_Records_

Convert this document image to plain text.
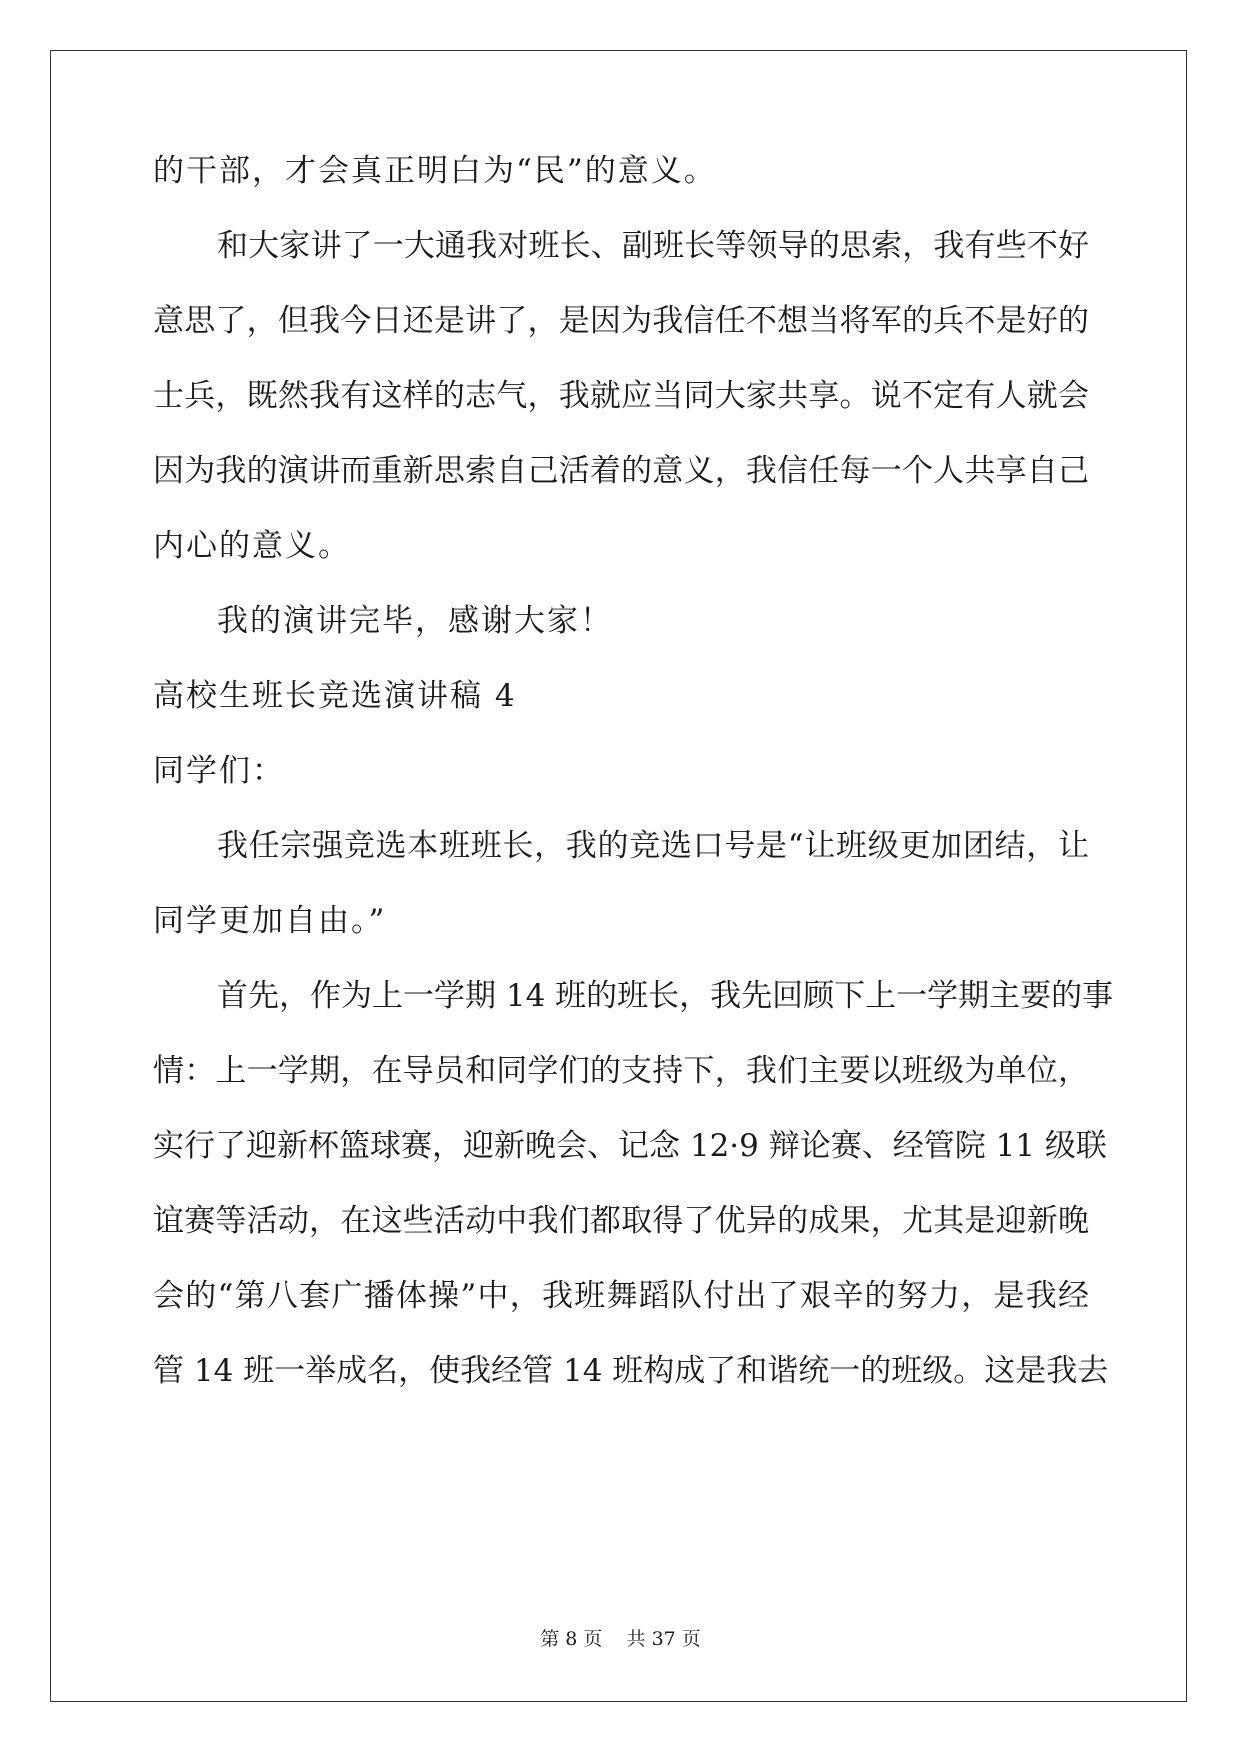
的干部，才会真正明白为“民”的意义。
和大家讲了一大通我对班长、副班长等领导的思索，我有些不好
意思了，但我今日还是讲了，是因为我信任不想当将军的兵不是好的
士兵，既然我有这样的志气，我就应当同大家共享。说不定有人就会
因为我的演讲而重新思索自己活着的意义，我信任每一个人共享自己
内心的意义。
我的演讲完毕，感谢大家！
高校生班长竞选演讲稿 4
同学们：
我任宗强竞选本班班长，我的竞选口号是“让班级更加团结，让
同学更加自由。”
首先，作为上一学期 14 班的班长，我先回顾下上一学期主要的事
情：上一学期，在导员和同学们的支持下，我们主要以班级为单位，
实行了迎新杯篮球赛，迎新晚会、记念 12·9 辩论赛、经管院 11 级联
谊赛等活动，在这些活动中我们都取得了优异的成果，尤其是迎新晚
会的“第八套广播体操”中，我班舞蹈队付出了艰辛的努力，是我经
管 14 班一举成名，使我经管 14 班构成了和谐统一的班级。这是我去
第 8 页    共 37 页
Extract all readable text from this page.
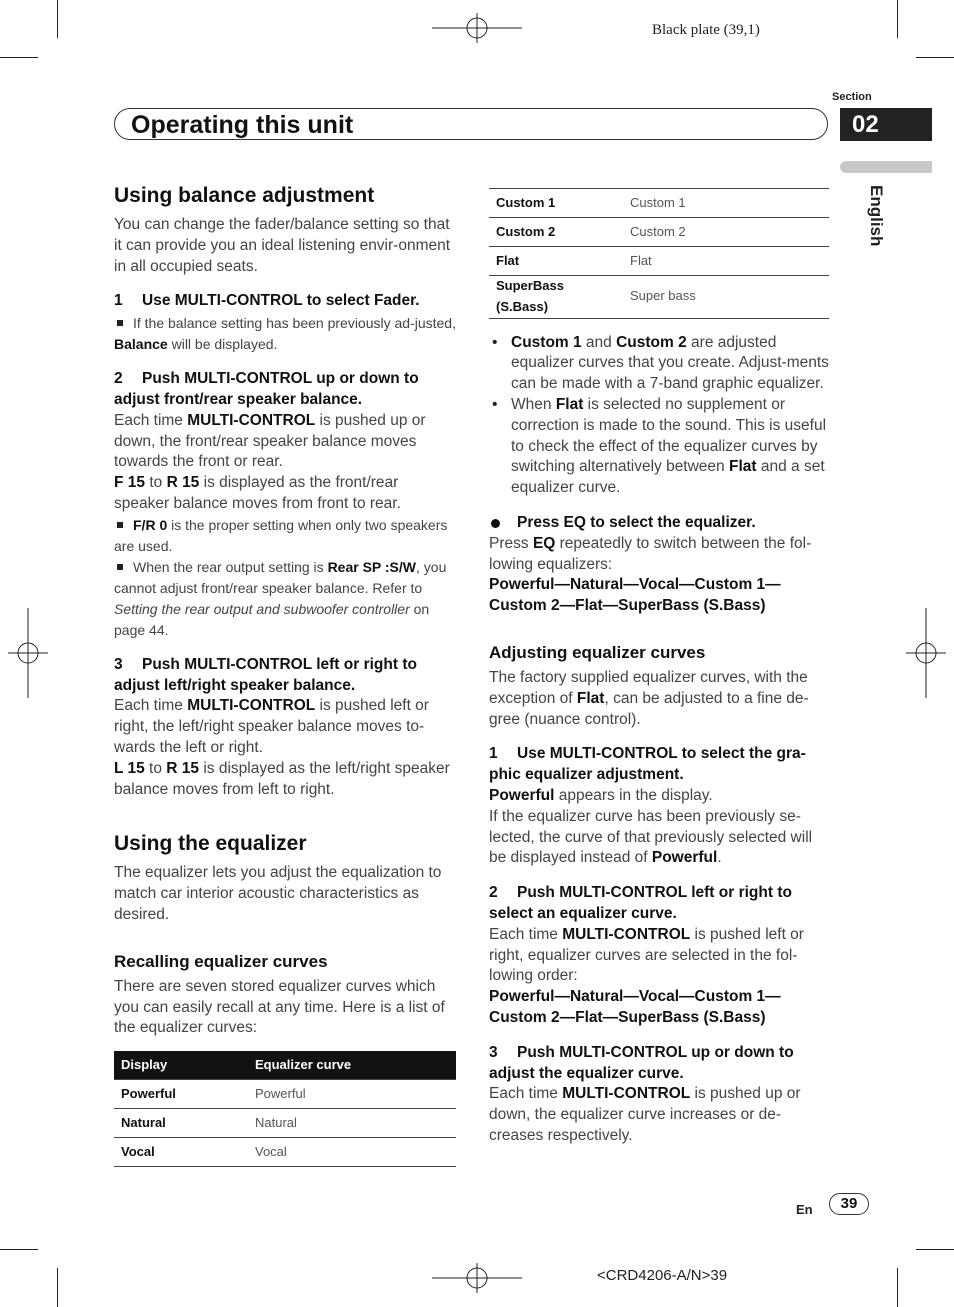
Black plate (39,1)
Operating this unit
Section
02
English
Using balance adjustment

You can change the fader/balance setting so that it can provide you an ideal listening envir-onment in all occupied seats.

1 Use MULTI-CONTROL to select Fader.

If the balance setting has been previously ad-justed, Balance will be displayed.

2 Push MULTI-CONTROL up or down to adjust front/rear speaker balance.

Each time MULTI-CONTROL is pushed up or down, the front/rear speaker balance moves towards the front or rear.

F 15 to R 15 is displayed as the front/rear speaker balance moves from front to rear.

F/R 0 is the proper setting when only two speakers are used.

When the rear output setting is Rear SP :S/W, you cannot adjust front/rear speaker balance. Refer to Setting the rear output and subwoofer controller on page 44.

3 Push MULTI-CONTROL left or right to adjust left/right speaker balance.

Each time MULTI-CONTROL is pushed left or right, the left/right speaker balance moves to-wards the left or right.

L 15 to R 15 is displayed as the left/right speaker balance moves from left to right.

Using the equalizer

The equalizer lets you adjust the equalization to match car interior acoustic characteristics as desired.

Recalling equalizer curves

There are seven stored equalizer curves which you can easily recall at any time. Here is a list of the equalizer curves:

Display	Equalizer curve
Powerful	Powerful
Natural	Natural
Vocal	Vocal
Custom 1	Custom 1
Custom 2	Custom 2
Flat	Flat
SuperBass (S.Bass)	Super bass

• Custom 1 and Custom 2 are adjusted equalizer curves that you create. Adjust-ments can be made with a 7-band graphic equalizer.

• When Flat is selected no supplement or correction is made to the sound. This is useful to check the effect of the equalizer curves by switching alternatively between Flat and a set equalizer curve.

Press EQ to select the equalizer.

Press EQ repeatedly to switch between the fol-lowing equalizers:

Powerful—Natural—Vocal—Custom 1—Custom 2—Flat—SuperBass (S.Bass)

Adjusting equalizer curves

The factory supplied equalizer curves, with the exception of Flat, can be adjusted to a fine de-gree (nuance control).

1 Use MULTI-CONTROL to select the gra-phic equalizer adjustment.

Powerful appears in the display.

If the equalizer curve has been previously se-lected, the curve of that previously selected will be displayed instead of Powerful.

2 Push MULTI-CONTROL left or right to select an equalizer curve.

Each time MULTI-CONTROL is pushed left or right, equalizer curves are selected in the fol-lowing order:

Powerful—Natural—Vocal—Custom 1—Custom 2—Flat—SuperBass (S.Bass)

3 Push MULTI-CONTROL up or down to adjust the equalizer curve.

Each time MULTI-CONTROL is pushed up or down, the equalizer curve increases or de-creases respectively.

En	39
<CRD4206-A/N>39
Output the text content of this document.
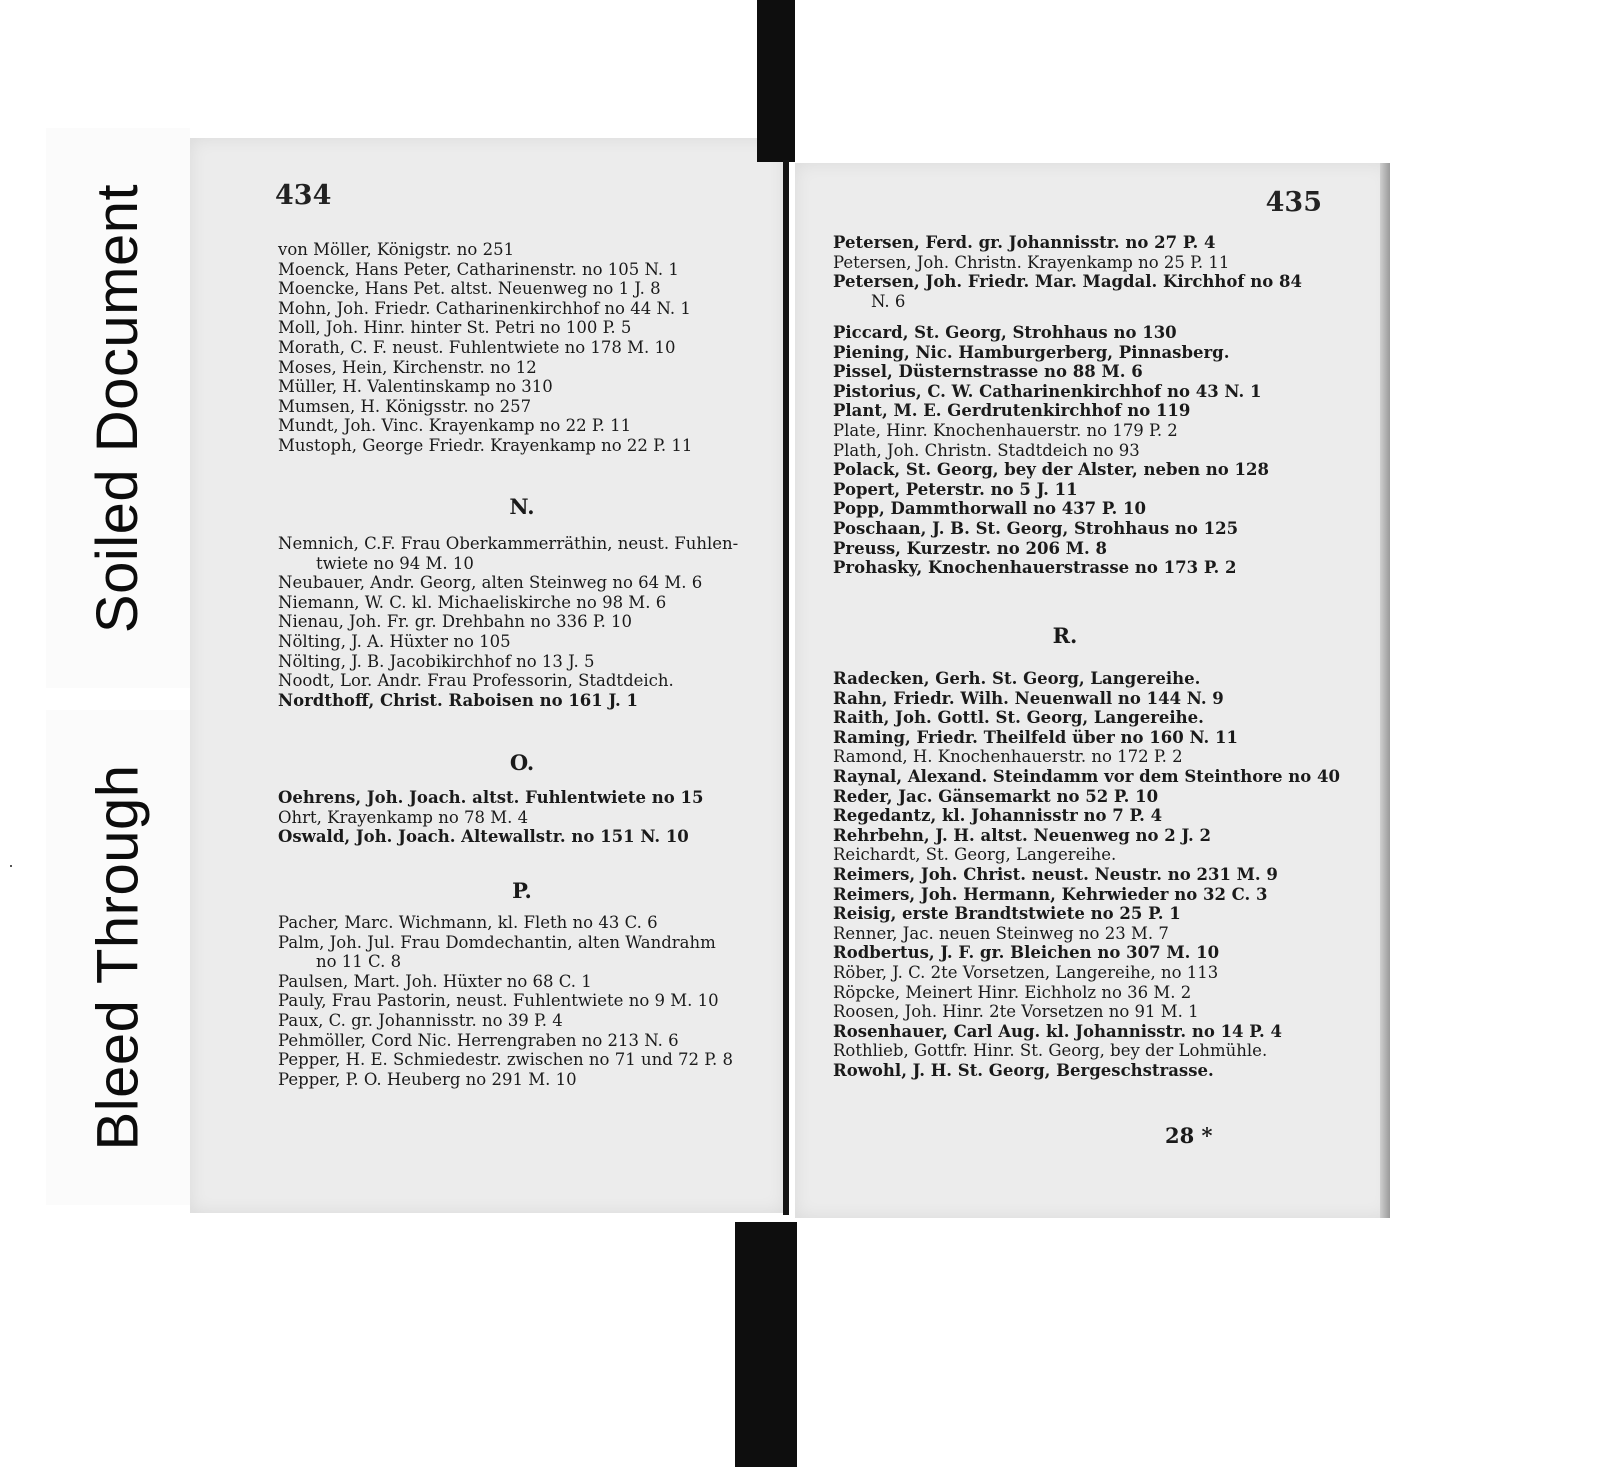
Soiled Document
Bleed Through
434
von Möller, Königstr. no 251
Moenck, Hans Peter, Catharinenstr. no 105 N. 1
Moencke, Hans Pet. altst. Neuenweg no 1 J. 8
Mohn, Joh. Friedr. Catharinenkirchhof no 44 N. 1
Moll, Joh. Hinr. hinter St. Petri no 100 P. 5
Morath, C. F. neust. Fuhlentwiete no 178 M. 10
Moses, Hein, Kirchenstr. no 12
Müller, H. Valentinskamp no 310
Mumsen, H. Königsstr. no 257
Mundt, Joh. Vinc. Krayenkamp no 22 P. 11
Mustoph, George Friedr. Krayenkamp no 22 P. 11
N.
Nemnich, C.F. Frau Oberkammerräthin, neust. Fuhlen-
twiete no 94 M. 10
Neubauer, Andr. Georg, alten Steinweg no 64 M. 6
Niemann, W. C. kl. Michaeliskirche no 98 M. 6
Nienau, Joh. Fr. gr. Drehbahn no 336 P. 10
Nölting, J. A. Hüxter no 105
Nölting, J. B. Jacobikirchhof no 13 J. 5
Noodt, Lor. Andr. Frau Professorin, Stadtdeich.
Nordthoff, Christ. Raboisen no 161 J. 1
O.
Oehrens, Joh. Joach. altst. Fuhlentwiete no 15
Ohrt, Krayenkamp no 78 M. 4
Oswald, Joh. Joach. Altewallstr. no 151 N. 10
P.
Pacher, Marc. Wichmann, kl. Fleth no 43 C. 6
Palm, Joh. Jul. Frau Domdechantin, alten Wandrahm
no 11 C. 8
Paulsen, Mart. Joh. Hüxter no 68 C. 1
Pauly, Frau Pastorin, neust. Fuhlentwiete no 9 M. 10
Paux, C. gr. Johannisstr. no 39 P. 4
Pehmöller, Cord Nic. Herrengraben no 213 N. 6
Pepper, H. E. Schmiedestr. zwischen no 71 und 72 P. 8
Pepper, P. O. Heuberg no 291 M. 10
435
Petersen, Ferd. gr. Johannisstr. no 27 P. 4
Petersen, Joh. Christn. Krayenkamp no 25 P. 11
Petersen, Joh. Friedr. Mar. Magdal. Kirchhof no 84
N. 6
Piccard, St. Georg, Strohhaus no 130
Piening, Nic. Hamburgerberg, Pinnasberg.
Pissel, Düsternstrasse no 88 M. 6
Pistorius, C. W. Catharinenkirchhof no 43 N. 1
Plant, M. E. Gerdrutenkirchhof no 119
Plate, Hinr. Knochenhauerstr. no 179 P. 2
Plath, Joh. Christn. Stadtdeich no 93
Polack, St. Georg, bey der Alster, neben no 128
Popert, Peterstr. no 5 J. 11
Popp, Dammthorwall no 437 P. 10
Poschaan, J. B. St. Georg, Strohhaus no 125
Preuss, Kurzestr. no 206 M. 8
Prohasky, Knochenhauerstrasse no 173 P. 2
R.
Radecken, Gerh. St. Georg, Langereihe.
Rahn, Friedr. Wilh. Neuenwall no 144 N. 9
Raith, Joh. Gottl. St. Georg, Langereihe.
Raming, Friedr. Theilfeld über no 160 N. 11
Ramond, H. Knochenhauerstr. no 172 P. 2
Raynal, Alexand. Steindamm vor dem Steinthore no 40
Reder, Jac. Gänsemarkt no 52 P. 10
Regedantz, kl. Johannisstr no 7 P. 4
Rehrbehn, J. H. altst. Neuenweg no 2 J. 2
Reichardt, St. Georg, Langereihe.
Reimers, Joh. Christ. neust. Neustr. no 231 M. 9
Reimers, Joh. Hermann, Kehrwieder no 32 C. 3
Reisig, erste Brandtstwiete no 25 P. 1
Renner, Jac. neuen Steinweg no 23 M. 7
Rodbertus, J. F. gr. Bleichen no 307 M. 10
Röber, J. C. 2te Vorsetzen, Langereihe, no 113
Röpcke, Meinert Hinr. Eichholz no 36 M. 2
Roosen, Joh. Hinr. 2te Vorsetzen no 91 M. 1
Rosenhauer, Carl Aug. kl. Johannisstr. no 14 P. 4
Rothlieb, Gottfr. Hinr. St. Georg, bey der Lohmühle.
Rowohl, J. H. St. Georg, Bergeschstrasse.
28 *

_Problem description_
Write out every line of the data that holds the word "alten".

_Output below_
Neubauer, Andr. Georg, alten Steinweg no 64 M. 6
Palm, Joh. Jul. Frau Domdechantin, alten Wandrahm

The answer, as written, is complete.